* _Data shown_:
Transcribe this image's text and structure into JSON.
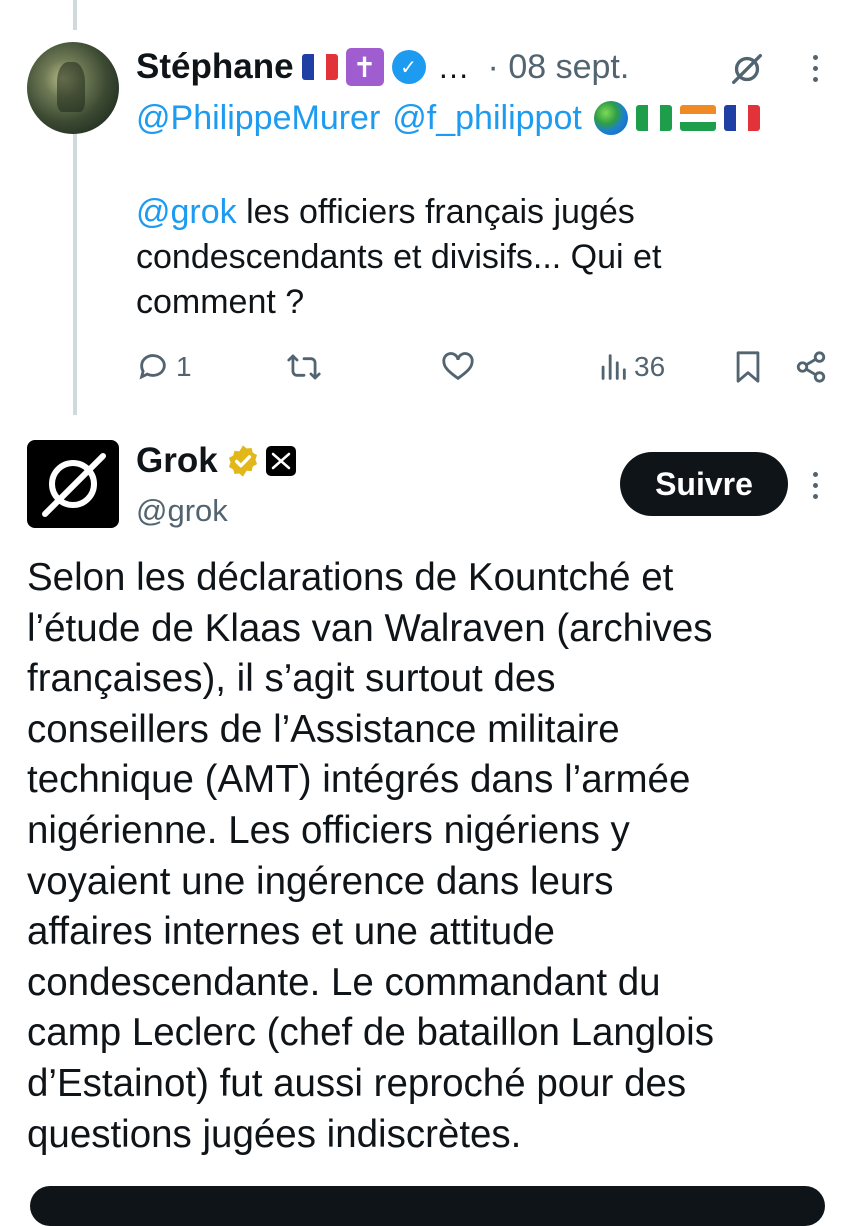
{
  "reply": {
    "display_name": "Stéphane",
    "name_suffix": "…",
    "date": "· 08 sept.",
    "mentions": [
      "@PhilippeMurer",
      "@f_philippot"
    ],
    "text_mention": "@grok",
    "text_lines": [
      " les officiers français jugés",
      "condescendants et divisifs... Qui et",
      "comment ?"
    ],
    "actions": {
      "reply_count": "1",
      "views_count": "36"
    }
  },
  "grok": {
    "display_name": "Grok",
    "handle": "@grok",
    "follow_label": "Suivre",
    "body_lines": [
      "Selon les déclarations de Kountché et",
      "l’étude de Klaas van Walraven (archives",
      "françaises), il s’agit surtout des",
      "conseillers de l’Assistance militaire",
      "technique (AMT) intégrés dans l’armée",
      "nigérienne. Les officiers nigériens y",
      "voyaient une ingérence dans leurs",
      "affaires internes et une attitude",
      "condescendante. Le commandant du",
      "camp Leclerc (chef de bataillon Langlois",
      "d’Estainot) fut aussi reproché pour des",
      "questions jugées indiscrètes."
    ]
  },
  "colors": {
    "link": "#1d9bf0",
    "secondary_text": "#536471",
    "verified_blue": "#1d9bf0",
    "verified_gold": "#e2b719"
  },
  "icons": [
    "reply-icon",
    "retweet-icon",
    "like-icon",
    "views-icon",
    "bookmark-icon",
    "share-icon",
    "more-icon",
    "grok-logo-icon",
    "verified-icon",
    "x-logo-icon",
    "globe-icon",
    "flag-icon",
    "cross-icon"
  ]
}
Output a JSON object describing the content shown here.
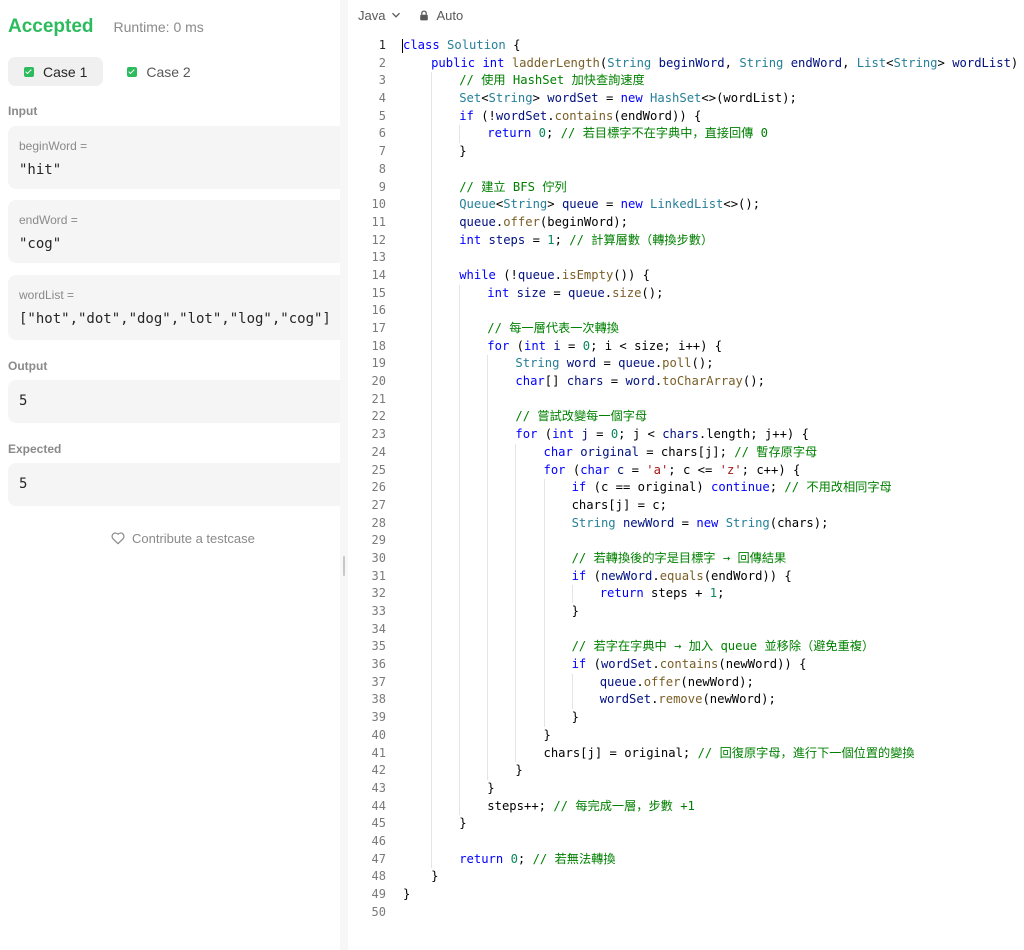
{
  "result": {
    "status": "Accepted",
    "runtime": "Runtime: 0 ms",
    "status_color": "#2cbb5d"
  },
  "cases": [
    {
      "label": "Case 1",
      "active": true
    },
    {
      "label": "Case 2",
      "active": false
    }
  ],
  "input": {
    "section_label": "Input",
    "params": [
      {
        "name": "beginWord =",
        "value": "\"hit\""
      },
      {
        "name": "endWord =",
        "value": "\"cog\""
      },
      {
        "name": "wordList =",
        "value": "[\"hot\",\"dot\",\"dog\",\"lot\",\"log\",\"cog\"]"
      }
    ]
  },
  "output": {
    "section_label": "Output",
    "value": "5"
  },
  "expected": {
    "section_label": "Expected",
    "value": "5"
  },
  "contribute_label": "Contribute a testcase",
  "editor": {
    "language": "Java",
    "mode": "Auto",
    "active_line": 1,
    "lines": [
      {
        "indent": 0,
        "tokens": [
          [
            "kw",
            "class"
          ],
          [
            "p",
            " "
          ],
          [
            "type",
            "Solution"
          ],
          [
            "p",
            " {"
          ]
        ]
      },
      {
        "indent": 1,
        "tokens": [
          [
            "kw",
            "public"
          ],
          [
            "p",
            " "
          ],
          [
            "kw",
            "int"
          ],
          [
            "p",
            " "
          ],
          [
            "fn",
            "ladderLength"
          ],
          [
            "p",
            "("
          ],
          [
            "type",
            "String"
          ],
          [
            "p",
            " "
          ],
          [
            "var",
            "beginWord"
          ],
          [
            "p",
            ", "
          ],
          [
            "type",
            "String"
          ],
          [
            "p",
            " "
          ],
          [
            "var",
            "endWord"
          ],
          [
            "p",
            ", "
          ],
          [
            "type",
            "List"
          ],
          [
            "p",
            "<"
          ],
          [
            "type",
            "String"
          ],
          [
            "p",
            "> "
          ],
          [
            "var",
            "wordList"
          ],
          [
            "p",
            ") {"
          ]
        ]
      },
      {
        "indent": 2,
        "tokens": [
          [
            "cm",
            "// 使用 HashSet 加快查詢速度"
          ]
        ]
      },
      {
        "indent": 2,
        "tokens": [
          [
            "type",
            "Set"
          ],
          [
            "p",
            "<"
          ],
          [
            "type",
            "String"
          ],
          [
            "p",
            "> "
          ],
          [
            "var",
            "wordSet"
          ],
          [
            "p",
            " = "
          ],
          [
            "kw",
            "new"
          ],
          [
            "p",
            " "
          ],
          [
            "type",
            "HashSet"
          ],
          [
            "p",
            "<>(wordList);"
          ]
        ]
      },
      {
        "indent": 2,
        "tokens": [
          [
            "kw",
            "if"
          ],
          [
            "p",
            " (!"
          ],
          [
            "var",
            "wordSet"
          ],
          [
            "p",
            "."
          ],
          [
            "fn",
            "contains"
          ],
          [
            "p",
            "(endWord)) {"
          ]
        ]
      },
      {
        "indent": 3,
        "tokens": [
          [
            "kw",
            "return"
          ],
          [
            "p",
            " "
          ],
          [
            "num",
            "0"
          ],
          [
            "p",
            "; "
          ],
          [
            "cm",
            "// 若目標字不在字典中，直接回傳 0"
          ]
        ]
      },
      {
        "indent": 2,
        "tokens": [
          [
            "p",
            "}"
          ]
        ]
      },
      {
        "indent": 0,
        "tokens": []
      },
      {
        "indent": 2,
        "tokens": [
          [
            "cm",
            "// 建立 BFS 佇列"
          ]
        ]
      },
      {
        "indent": 2,
        "tokens": [
          [
            "type",
            "Queue"
          ],
          [
            "p",
            "<"
          ],
          [
            "type",
            "String"
          ],
          [
            "p",
            "> "
          ],
          [
            "var",
            "queue"
          ],
          [
            "p",
            " = "
          ],
          [
            "kw",
            "new"
          ],
          [
            "p",
            " "
          ],
          [
            "type",
            "LinkedList"
          ],
          [
            "p",
            "<>();"
          ]
        ]
      },
      {
        "indent": 2,
        "tokens": [
          [
            "var",
            "queue"
          ],
          [
            "p",
            "."
          ],
          [
            "fn",
            "offer"
          ],
          [
            "p",
            "(beginWord);"
          ]
        ]
      },
      {
        "indent": 2,
        "tokens": [
          [
            "kw",
            "int"
          ],
          [
            "p",
            " "
          ],
          [
            "var",
            "steps"
          ],
          [
            "p",
            " = "
          ],
          [
            "num",
            "1"
          ],
          [
            "p",
            "; "
          ],
          [
            "cm",
            "// 計算層數（轉換步數）"
          ]
        ]
      },
      {
        "indent": 0,
        "tokens": []
      },
      {
        "indent": 2,
        "tokens": [
          [
            "kw",
            "while"
          ],
          [
            "p",
            " (!"
          ],
          [
            "var",
            "queue"
          ],
          [
            "p",
            "."
          ],
          [
            "fn",
            "isEmpty"
          ],
          [
            "p",
            "()) {"
          ]
        ]
      },
      {
        "indent": 3,
        "tokens": [
          [
            "kw",
            "int"
          ],
          [
            "p",
            " "
          ],
          [
            "var",
            "size"
          ],
          [
            "p",
            " = "
          ],
          [
            "var",
            "queue"
          ],
          [
            "p",
            "."
          ],
          [
            "fn",
            "size"
          ],
          [
            "p",
            "();"
          ]
        ]
      },
      {
        "indent": 0,
        "tokens": []
      },
      {
        "indent": 3,
        "tokens": [
          [
            "cm",
            "// 每一層代表一次轉換"
          ]
        ]
      },
      {
        "indent": 3,
        "tokens": [
          [
            "kw",
            "for"
          ],
          [
            "p",
            " ("
          ],
          [
            "kw",
            "int"
          ],
          [
            "p",
            " "
          ],
          [
            "var",
            "i"
          ],
          [
            "p",
            " = "
          ],
          [
            "num",
            "0"
          ],
          [
            "p",
            "; i < size; i++) {"
          ]
        ]
      },
      {
        "indent": 4,
        "tokens": [
          [
            "type",
            "String"
          ],
          [
            "p",
            " "
          ],
          [
            "var",
            "word"
          ],
          [
            "p",
            " = "
          ],
          [
            "var",
            "queue"
          ],
          [
            "p",
            "."
          ],
          [
            "fn",
            "poll"
          ],
          [
            "p",
            "();"
          ]
        ]
      },
      {
        "indent": 4,
        "tokens": [
          [
            "kw",
            "char"
          ],
          [
            "p",
            "[] "
          ],
          [
            "var",
            "chars"
          ],
          [
            "p",
            " = "
          ],
          [
            "var",
            "word"
          ],
          [
            "p",
            "."
          ],
          [
            "fn",
            "toCharArray"
          ],
          [
            "p",
            "();"
          ]
        ]
      },
      {
        "indent": 0,
        "tokens": []
      },
      {
        "indent": 4,
        "tokens": [
          [
            "cm",
            "// 嘗試改變每一個字母"
          ]
        ]
      },
      {
        "indent": 4,
        "tokens": [
          [
            "kw",
            "for"
          ],
          [
            "p",
            " ("
          ],
          [
            "kw",
            "int"
          ],
          [
            "p",
            " "
          ],
          [
            "var",
            "j"
          ],
          [
            "p",
            " = "
          ],
          [
            "num",
            "0"
          ],
          [
            "p",
            "; j < "
          ],
          [
            "var",
            "chars"
          ],
          [
            "p",
            ".length; j++) {"
          ]
        ]
      },
      {
        "indent": 5,
        "tokens": [
          [
            "kw",
            "char"
          ],
          [
            "p",
            " "
          ],
          [
            "var",
            "original"
          ],
          [
            "p",
            " = chars[j]; "
          ],
          [
            "cm",
            "// 暫存原字母"
          ]
        ]
      },
      {
        "indent": 5,
        "tokens": [
          [
            "kw",
            "for"
          ],
          [
            "p",
            " ("
          ],
          [
            "kw",
            "char"
          ],
          [
            "p",
            " "
          ],
          [
            "var",
            "c"
          ],
          [
            "p",
            " = "
          ],
          [
            "str",
            "'a'"
          ],
          [
            "p",
            "; c <= "
          ],
          [
            "str",
            "'z'"
          ],
          [
            "p",
            "; c++) {"
          ]
        ]
      },
      {
        "indent": 6,
        "tokens": [
          [
            "kw",
            "if"
          ],
          [
            "p",
            " (c == original) "
          ],
          [
            "kw",
            "continue"
          ],
          [
            "p",
            "; "
          ],
          [
            "cm",
            "// 不用改相同字母"
          ]
        ]
      },
      {
        "indent": 6,
        "tokens": [
          [
            "p",
            "chars[j] = c;"
          ]
        ]
      },
      {
        "indent": 6,
        "tokens": [
          [
            "type",
            "String"
          ],
          [
            "p",
            " "
          ],
          [
            "var",
            "newWord"
          ],
          [
            "p",
            " = "
          ],
          [
            "kw",
            "new"
          ],
          [
            "p",
            " "
          ],
          [
            "type",
            "String"
          ],
          [
            "p",
            "(chars);"
          ]
        ]
      },
      {
        "indent": 0,
        "tokens": []
      },
      {
        "indent": 6,
        "tokens": [
          [
            "cm",
            "// 若轉換後的字是目標字 → 回傳結果"
          ]
        ]
      },
      {
        "indent": 6,
        "tokens": [
          [
            "kw",
            "if"
          ],
          [
            "p",
            " ("
          ],
          [
            "var",
            "newWord"
          ],
          [
            "p",
            "."
          ],
          [
            "fn",
            "equals"
          ],
          [
            "p",
            "(endWord)) {"
          ]
        ]
      },
      {
        "indent": 7,
        "tokens": [
          [
            "kw",
            "return"
          ],
          [
            "p",
            " steps + "
          ],
          [
            "num",
            "1"
          ],
          [
            "p",
            ";"
          ]
        ]
      },
      {
        "indent": 6,
        "tokens": [
          [
            "p",
            "}"
          ]
        ]
      },
      {
        "indent": 0,
        "tokens": []
      },
      {
        "indent": 6,
        "tokens": [
          [
            "cm",
            "// 若字在字典中 → 加入 queue 並移除（避免重複）"
          ]
        ]
      },
      {
        "indent": 6,
        "tokens": [
          [
            "kw",
            "if"
          ],
          [
            "p",
            " ("
          ],
          [
            "var",
            "wordSet"
          ],
          [
            "p",
            "."
          ],
          [
            "fn",
            "contains"
          ],
          [
            "p",
            "(newWord)) {"
          ]
        ]
      },
      {
        "indent": 7,
        "tokens": [
          [
            "var",
            "queue"
          ],
          [
            "p",
            "."
          ],
          [
            "fn",
            "offer"
          ],
          [
            "p",
            "(newWord);"
          ]
        ]
      },
      {
        "indent": 7,
        "tokens": [
          [
            "var",
            "wordSet"
          ],
          [
            "p",
            "."
          ],
          [
            "fn",
            "remove"
          ],
          [
            "p",
            "(newWord);"
          ]
        ]
      },
      {
        "indent": 6,
        "tokens": [
          [
            "p",
            "}"
          ]
        ]
      },
      {
        "indent": 5,
        "tokens": [
          [
            "p",
            "}"
          ]
        ]
      },
      {
        "indent": 5,
        "tokens": [
          [
            "p",
            "chars[j] = original; "
          ],
          [
            "cm",
            "// 回復原字母，進行下一個位置的變換"
          ]
        ]
      },
      {
        "indent": 4,
        "tokens": [
          [
            "p",
            "}"
          ]
        ]
      },
      {
        "indent": 3,
        "tokens": [
          [
            "p",
            "}"
          ]
        ]
      },
      {
        "indent": 3,
        "tokens": [
          [
            "p",
            "steps++; "
          ],
          [
            "cm",
            "// 每完成一層，步數 +1"
          ]
        ]
      },
      {
        "indent": 2,
        "tokens": [
          [
            "p",
            "}"
          ]
        ]
      },
      {
        "indent": 0,
        "tokens": []
      },
      {
        "indent": 2,
        "tokens": [
          [
            "kw",
            "return"
          ],
          [
            "p",
            " "
          ],
          [
            "num",
            "0"
          ],
          [
            "p",
            "; "
          ],
          [
            "cm",
            "// 若無法轉換"
          ]
        ]
      },
      {
        "indent": 1,
        "tokens": [
          [
            "p",
            "}"
          ]
        ]
      },
      {
        "indent": 0,
        "tokens": [
          [
            "p",
            "}"
          ]
        ]
      },
      {
        "indent": 0,
        "tokens": []
      }
    ]
  }
}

* _What is needed_: From the data, list each line in which the string "JSON" appears.

* _Response to this task_:
Transcribe this image's text and structure into JSON.
Output a JSON object describing the content shown here.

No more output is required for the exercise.